Data excerpts –
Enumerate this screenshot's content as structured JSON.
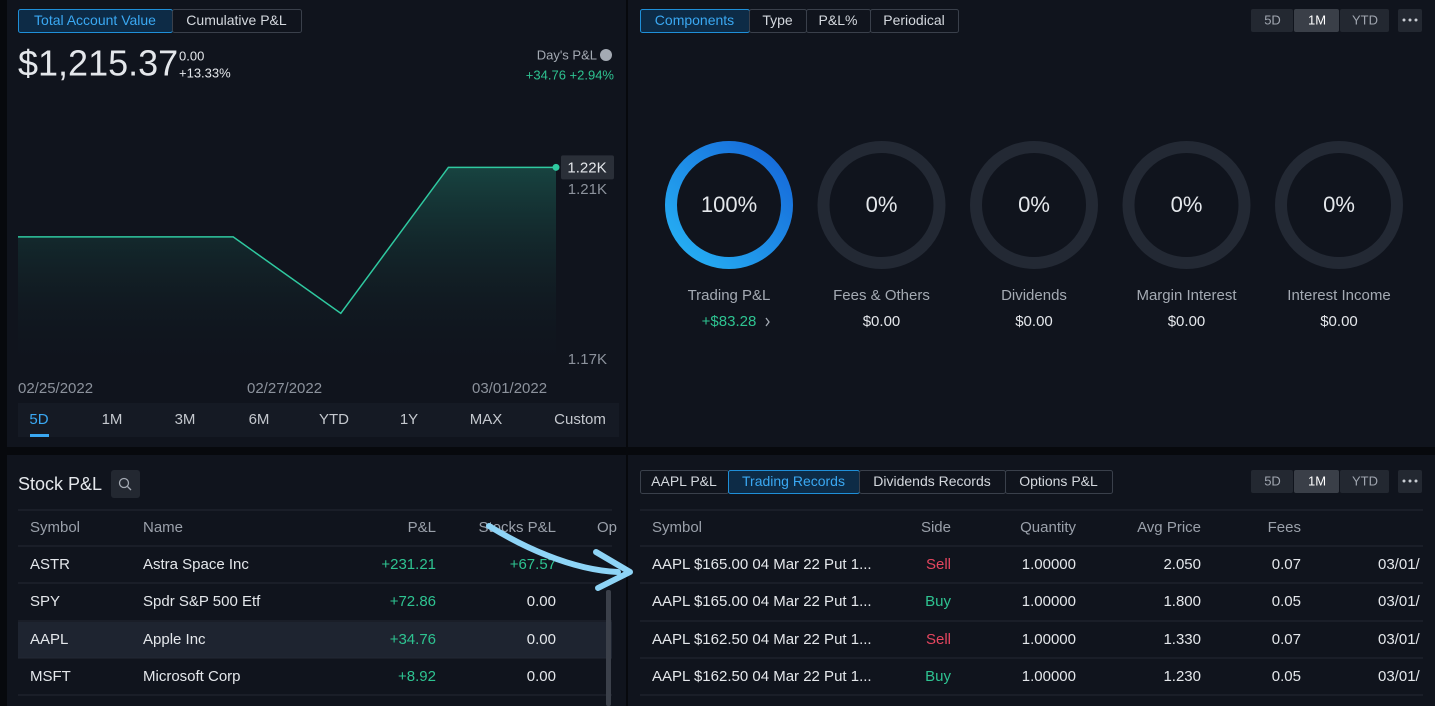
{
  "account": {
    "tabs": [
      "Total Account Value",
      "Cumulative P&L"
    ],
    "value": "$1,215.37",
    "change": "0.00",
    "change_pct": "+13.33%",
    "days_pl_label": "Day's P&L",
    "days_pl": "+34.76 +2.94%",
    "chart": {
      "type": "area",
      "x": [
        0,
        2,
        3,
        4,
        5
      ],
      "values": [
        1199,
        1199,
        1181,
        1215.37,
        1215.37
      ],
      "xlim": [
        0,
        5
      ],
      "ylim": [
        1166.5,
        1221.8
      ],
      "yticks": [
        {
          "value": 1210,
          "label": "1.21K"
        },
        {
          "value": 1170,
          "label": "1.17K"
        }
      ],
      "last_label": "1.22K",
      "x_labels": [
        "02/25/2022",
        "02/27/2022",
        "03/01/2022"
      ]
    },
    "ranges": [
      "5D",
      "1M",
      "3M",
      "6M",
      "YTD",
      "1Y",
      "MAX",
      "Custom"
    ]
  },
  "components": {
    "tabs": [
      "Components",
      "Type",
      "P&L%",
      "Periodical"
    ],
    "periods": [
      "5D",
      "1M",
      "YTD"
    ],
    "items": [
      {
        "label": "Trading P&L",
        "percent": 100,
        "percent_label": "100%",
        "amount": "+$83.28"
      },
      {
        "label": "Fees & Others",
        "percent": 0,
        "percent_label": "0%",
        "amount": "$0.00"
      },
      {
        "label": "Dividends",
        "percent": 0,
        "percent_label": "0%",
        "amount": "$0.00"
      },
      {
        "label": "Margin Interest",
        "percent": 0,
        "percent_label": "0%",
        "amount": "$0.00"
      },
      {
        "label": "Interest Income",
        "percent": 0,
        "percent_label": "0%",
        "amount": "$0.00"
      }
    ]
  },
  "stock_pl": {
    "title": "Stock P&L",
    "headers": [
      "Symbol",
      "Name",
      "P&L",
      "Stocks P&L",
      "Op"
    ],
    "rows": [
      [
        "ASTR",
        "Astra Space Inc",
        "+231.21",
        "+67.57"
      ],
      [
        "SPY",
        "Spdr S&P 500 Etf",
        "+72.86",
        "0.00"
      ],
      [
        "AAPL",
        "Apple Inc",
        "+34.76",
        "0.00"
      ],
      [
        "MSFT",
        "Microsoft Corp",
        "+8.92",
        "0.00"
      ]
    ]
  },
  "trading": {
    "tabs": [
      "AAPL P&L",
      "Trading Records",
      "Dividends Records",
      "Options P&L"
    ],
    "periods": [
      "5D",
      "1M",
      "YTD"
    ],
    "headers": [
      "Symbol",
      "Side",
      "Quantity",
      "Avg Price",
      "Fees"
    ],
    "rows": [
      [
        "AAPL $165.00 04 Mar 22 Put 1...",
        "Sell",
        "1.00000",
        "2.050",
        "0.07",
        "03/01/"
      ],
      [
        "AAPL $165.00 04 Mar 22 Put 1...",
        "Buy",
        "1.00000",
        "1.800",
        "0.05",
        "03/01/"
      ],
      [
        "AAPL $162.50 04 Mar 22 Put 1...",
        "Sell",
        "1.00000",
        "1.330",
        "0.07",
        "03/01/"
      ],
      [
        "AAPL $162.50 04 Mar 22 Put 1...",
        "Buy",
        "1.00000",
        "1.230",
        "0.05",
        "03/01/"
      ]
    ]
  }
}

What to work on – Reproduce all of the material above word for word. Omit the pictures.

Task result –
Enumerate this screenshot's content as structured JSON.
{
  "account": {
    "tabs": [
      "Total Account Value",
      "Cumulative P&L"
    ],
    "value": "$1,215.37",
    "change": "0.00",
    "change_pct": "+13.33%",
    "days_pl_label": "Day's P&L",
    "days_pl": "+34.76 +2.94%",
    "chart": {
      "type": "area",
      "x": [
        0,
        2,
        3,
        4,
        5
      ],
      "values": [
        1199,
        1199,
        1181,
        1215.37,
        1215.37
      ],
      "xlim": [
        0,
        5
      ],
      "ylim": [
        1166.5,
        1221.8
      ],
      "yticks": [
        {
          "value": 1210,
          "label": "1.21K"
        },
        {
          "value": 1170,
          "label": "1.17K"
        }
      ],
      "last_label": "1.22K",
      "x_labels": [
        "02/25/2022",
        "02/27/2022",
        "03/01/2022"
      ]
    },
    "ranges": [
      "5D",
      "1M",
      "3M",
      "6M",
      "YTD",
      "1Y",
      "MAX",
      "Custom"
    ]
  },
  "components": {
    "tabs": [
      "Components",
      "Type",
      "P&L%",
      "Periodical"
    ],
    "periods": [
      "5D",
      "1M",
      "YTD"
    ],
    "items": [
      {
        "label": "Trading P&L",
        "percent": 100,
        "percent_label": "100%",
        "amount": "+$83.28"
      },
      {
        "label": "Fees & Others",
        "percent": 0,
        "percent_label": "0%",
        "amount": "$0.00"
      },
      {
        "label": "Dividends",
        "percent": 0,
        "percent_label": "0%",
        "amount": "$0.00"
      },
      {
        "label": "Margin Interest",
        "percent": 0,
        "percent_label": "0%",
        "amount": "$0.00"
      },
      {
        "label": "Interest Income",
        "percent": 0,
        "percent_label": "0%",
        "amount": "$0.00"
      }
    ]
  },
  "stock_pl": {
    "title": "Stock P&L",
    "headers": [
      "Symbol",
      "Name",
      "P&L",
      "Stocks P&L",
      "Op"
    ],
    "rows": [
      [
        "ASTR",
        "Astra Space Inc",
        "+231.21",
        "+67.57"
      ],
      [
        "SPY",
        "Spdr S&P 500 Etf",
        "+72.86",
        "0.00"
      ],
      [
        "AAPL",
        "Apple Inc",
        "+34.76",
        "0.00"
      ],
      [
        "MSFT",
        "Microsoft Corp",
        "+8.92",
        "0.00"
      ]
    ]
  },
  "trading": {
    "tabs": [
      "AAPL P&L",
      "Trading Records",
      "Dividends Records",
      "Options P&L"
    ],
    "periods": [
      "5D",
      "1M",
      "YTD"
    ],
    "headers": [
      "Symbol",
      "Side",
      "Quantity",
      "Avg Price",
      "Fees"
    ],
    "rows": [
      [
        "AAPL $165.00 04 Mar 22 Put 1...",
        "Sell",
        "1.00000",
        "2.050",
        "0.07",
        "03/01/"
      ],
      [
        "AAPL $165.00 04 Mar 22 Put 1...",
        "Buy",
        "1.00000",
        "1.800",
        "0.05",
        "03/01/"
      ],
      [
        "AAPL $162.50 04 Mar 22 Put 1...",
        "Sell",
        "1.00000",
        "1.330",
        "0.07",
        "03/01/"
      ],
      [
        "AAPL $162.50 04 Mar 22 Put 1...",
        "Buy",
        "1.00000",
        "1.230",
        "0.05",
        "03/01/"
      ]
    ]
  }
}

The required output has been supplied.